Information shown =>

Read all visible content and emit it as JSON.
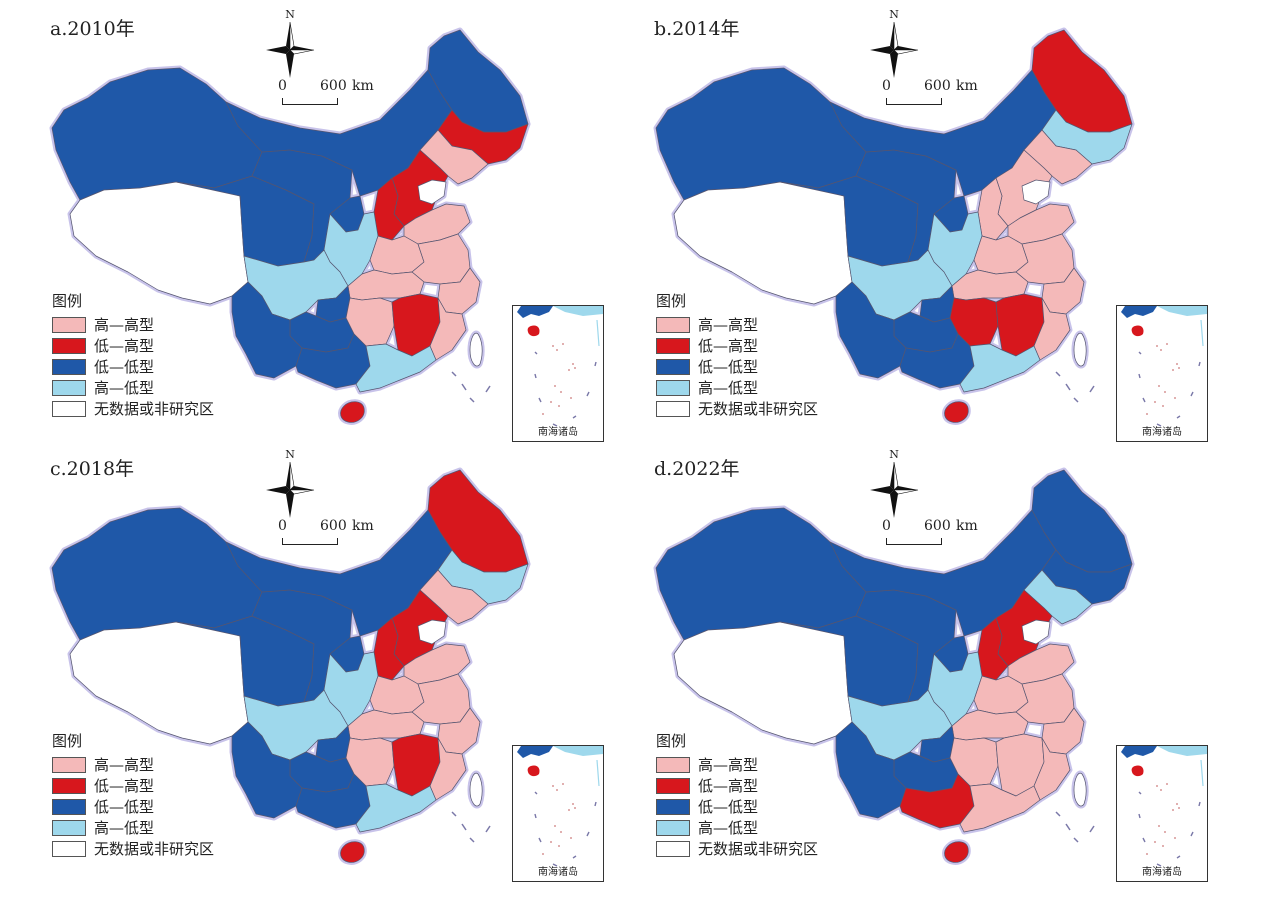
{
  "colors": {
    "high_high": "#f4b9b9",
    "low_high": "#d7171d",
    "low_low": "#1f58a8",
    "high_low": "#9ed8ec",
    "no_data": "#ffffff",
    "boundary_glow": "#c8c3ea"
  },
  "north_label": "N",
  "scale": {
    "zero": "0",
    "distance": "600",
    "unit": "km"
  },
  "legend": {
    "title": "图例",
    "items": [
      {
        "label": "高—高型",
        "color": "#f4b9b9"
      },
      {
        "label": "低—高型",
        "color": "#d7171d"
      },
      {
        "label": "低—低型",
        "color": "#1f58a8"
      },
      {
        "label": "高—低型",
        "color": "#9ed8ec"
      },
      {
        "label": "无数据或非研究区",
        "color": "#ffffff"
      }
    ]
  },
  "inset_label": "南海诸岛",
  "panels": [
    {
      "title": "a.2010年",
      "regions": {
        "heilongjiang": "low_low",
        "jilin": "low_high",
        "liaoning": "high_high",
        "inner_mongolia": "low_low",
        "xinjiang": "low_low",
        "tibet": "no_data",
        "qinghai": "low_low",
        "gansu": "low_low",
        "ningxia": "low_low",
        "shaanxi": "high_low",
        "shanxi": "low_high",
        "hebei": "low_high",
        "beijing_tianjin": "no_data",
        "shandong": "high_high",
        "henan": "high_high",
        "jiangsu_anhui": "high_high",
        "shanghai_zhejiang": "high_high",
        "hubei": "high_high",
        "hunan": "high_high",
        "jiangxi": "low_high",
        "fujian": "high_high",
        "sichuan": "high_low",
        "chongqing": "low_low",
        "guizhou": "low_low",
        "yunnan": "low_low",
        "guangxi": "low_low",
        "guangdong": "high_low",
        "hainan": "low_high",
        "taiwan": "no_data"
      }
    },
    {
      "title": "b.2014年",
      "regions": {
        "heilongjiang": "low_high",
        "jilin": "high_low",
        "liaoning": "high_high",
        "inner_mongolia": "low_low",
        "xinjiang": "low_low",
        "tibet": "no_data",
        "qinghai": "low_low",
        "gansu": "low_low",
        "ningxia": "low_low",
        "shaanxi": "high_low",
        "shanxi": "high_high",
        "hebei": "high_high",
        "beijing_tianjin": "no_data",
        "shandong": "high_high",
        "henan": "high_high",
        "jiangsu_anhui": "high_high",
        "shanghai_zhejiang": "high_high",
        "hubei": "high_high",
        "hunan": "low_high",
        "jiangxi": "low_high",
        "fujian": "high_high",
        "sichuan": "high_low",
        "chongqing": "low_low",
        "guizhou": "low_low",
        "yunnan": "low_low",
        "guangxi": "low_low",
        "guangdong": "high_low",
        "hainan": "low_high",
        "taiwan": "no_data"
      }
    },
    {
      "title": "c.2018年",
      "regions": {
        "heilongjiang": "low_high",
        "jilin": "high_low",
        "liaoning": "high_high",
        "inner_mongolia": "low_low",
        "xinjiang": "low_low",
        "tibet": "no_data",
        "qinghai": "low_low",
        "gansu": "low_low",
        "ningxia": "low_low",
        "shaanxi": "high_low",
        "shanxi": "low_high",
        "hebei": "low_high",
        "beijing_tianjin": "no_data",
        "shandong": "high_high",
        "henan": "high_high",
        "jiangsu_anhui": "high_high",
        "shanghai_zhejiang": "high_high",
        "hubei": "high_high",
        "hunan": "high_high",
        "jiangxi": "low_high",
        "fujian": "high_high",
        "sichuan": "high_low",
        "chongqing": "low_low",
        "guizhou": "low_low",
        "yunnan": "low_low",
        "guangxi": "low_low",
        "guangdong": "high_low",
        "hainan": "low_high",
        "taiwan": "no_data"
      }
    },
    {
      "title": "d.2022年",
      "regions": {
        "heilongjiang": "low_low",
        "jilin": "low_low",
        "liaoning": "high_low",
        "inner_mongolia": "low_low",
        "xinjiang": "low_low",
        "tibet": "no_data",
        "qinghai": "low_low",
        "gansu": "low_low",
        "ningxia": "low_low",
        "shaanxi": "high_low",
        "shanxi": "low_high",
        "hebei": "low_high",
        "beijing_tianjin": "no_data",
        "shandong": "high_high",
        "henan": "high_high",
        "jiangsu_anhui": "high_high",
        "shanghai_zhejiang": "high_high",
        "hubei": "high_high",
        "hunan": "high_high",
        "jiangxi": "high_high",
        "fujian": "high_high",
        "sichuan": "high_low",
        "chongqing": "low_low",
        "guizhou": "low_low",
        "yunnan": "low_low",
        "guangxi": "low_high",
        "guangdong": "high_high",
        "hainan": "low_high",
        "taiwan": "no_data"
      }
    }
  ]
}
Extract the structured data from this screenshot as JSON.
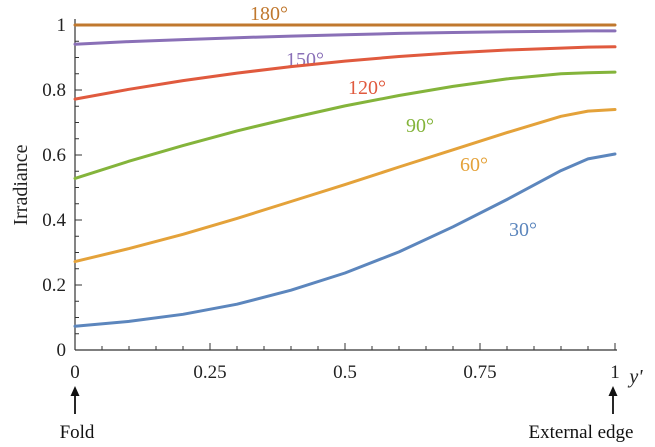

Aim of the exercise =>
Reproduce the material in full, word for word, and omit the pictures.

Correct response =>
Read all visible content and emit it as JSON.
{
  "colors": {
    "high_high": "#f4b9b9",
    "low_high": "#d7171d",
    "low_low": "#1f58a8",
    "high_low": "#9ed8ec",
    "no_data": "#ffffff",
    "boundary_glow": "#c8c3ea"
  },
  "north_label": "N",
  "scale": {
    "zero": "0",
    "distance": "600",
    "unit": "km"
  },
  "legend": {
    "title": "图例",
    "items": [
      {
        "label": "高—高型",
        "color": "#f4b9b9"
      },
      {
        "label": "低—高型",
        "color": "#d7171d"
      },
      {
        "label": "低—低型",
        "color": "#1f58a8"
      },
      {
        "label": "高—低型",
        "color": "#9ed8ec"
      },
      {
        "label": "无数据或非研究区",
        "color": "#ffffff"
      }
    ]
  },
  "inset_label": "南海诸岛",
  "panels": [
    {
      "title": "a.2010年",
      "regions": {
        "heilongjiang": "low_low",
        "jilin": "low_high",
        "liaoning": "high_high",
        "inner_mongolia": "low_low",
        "xinjiang": "low_low",
        "tibet": "no_data",
        "qinghai": "low_low",
        "gansu": "low_low",
        "ningxia": "low_low",
        "shaanxi": "high_low",
        "shanxi": "low_high",
        "hebei": "low_high",
        "beijing_tianjin": "no_data",
        "shandong": "high_high",
        "henan": "high_high",
        "jiangsu_anhui": "high_high",
        "shanghai_zhejiang": "high_high",
        "hubei": "high_high",
        "hunan": "high_high",
        "jiangxi": "low_high",
        "fujian": "high_high",
        "sichuan": "high_low",
        "chongqing": "low_low",
        "guizhou": "low_low",
        "yunnan": "low_low",
        "guangxi": "low_low",
        "guangdong": "high_low",
        "hainan": "low_high",
        "taiwan": "no_data"
      }
    },
    {
      "title": "b.2014年",
      "regions": {
        "heilongjiang": "low_high",
        "jilin": "high_low",
        "liaoning": "high_high",
        "inner_mongolia": "low_low",
        "xinjiang": "low_low",
        "tibet": "no_data",
        "qinghai": "low_low",
        "gansu": "low_low",
        "ningxia": "low_low",
        "shaanxi": "high_low",
        "shanxi": "high_high",
        "hebei": "high_high",
        "beijing_tianjin": "no_data",
        "shandong": "high_high",
        "henan": "high_high",
        "jiangsu_anhui": "high_high",
        "shanghai_zhejiang": "high_high",
        "hubei": "high_high",
        "hunan": "low_high",
        "jiangxi": "low_high",
        "fujian": "high_high",
        "sichuan": "high_low",
        "chongqing": "low_low",
        "guizhou": "low_low",
        "yunnan": "low_low",
        "guangxi": "low_low",
        "guangdong": "high_low",
        "hainan": "low_high",
        "taiwan": "no_data"
      }
    },
    {
      "title": "c.2018年",
      "regions": {
        "heilongjiang": "low_high",
        "jilin": "high_low",
        "liaoning": "high_high",
        "inner_mongolia": "low_low",
        "xinjiang": "low_low",
        "tibet": "no_data",
        "qinghai": "low_low",
        "gansu": "low_low",
        "ningxia": "low_low",
        "shaanxi": "high_low",
        "shanxi": "low_high",
        "hebei": "low_high",
        "beijing_tianjin": "no_data",
        "shandong": "high_high",
        "henan": "high_high",
        "jiangsu_anhui": "high_high",
        "shanghai_zhejiang": "high_high",
        "hubei": "high_high",
        "hunan": "high_high",
        "jiangxi": "low_high",
        "fujian": "high_high",
        "sichuan": "high_low",
        "chongqing": "low_low",
        "guizhou": "low_low",
        "yunnan": "low_low",
        "guangxi": "low_low",
        "guangdong": "high_low",
        "hainan": "low_high",
        "taiwan": "no_data"
      }
    },
    {
      "title": "d.2022年",
      "regions": {
        "heilongjiang": "low_low",
        "jilin": "low_low",
        "liaoning": "high_low",
        "inner_mongolia": "low_low",
        "xinjiang": "low_low",
        "tibet": "no_data",
        "qinghai": "low_low",
        "gansu": "low_low",
        "ningxia": "low_low",
        "shaanxi": "high_low",
        "shanxi": "low_high",
        "hebei": "low_high",
        "beijing_tianjin": "no_data",
        "shandong": "high_high",
        "henan": "high_high",
        "jiangsu_anhui": "high_high",
        "shanghai_zhejiang": "high_high",
        "hubei": "high_high",
        "hunan": "high_high",
        "jiangxi": "high_high",
        "fujian": "high_high",
        "sichuan": "high_low",
        "chongqing": "low_low",
        "guizhou": "low_low",
        "yunnan": "low_low",
        "guangxi": "low_high",
        "guangdong": "high_high",
        "hainan": "low_high",
        "taiwan": "no_data"
      }
    }
  ]
}
Extract the structured data from this screenshot as JSON.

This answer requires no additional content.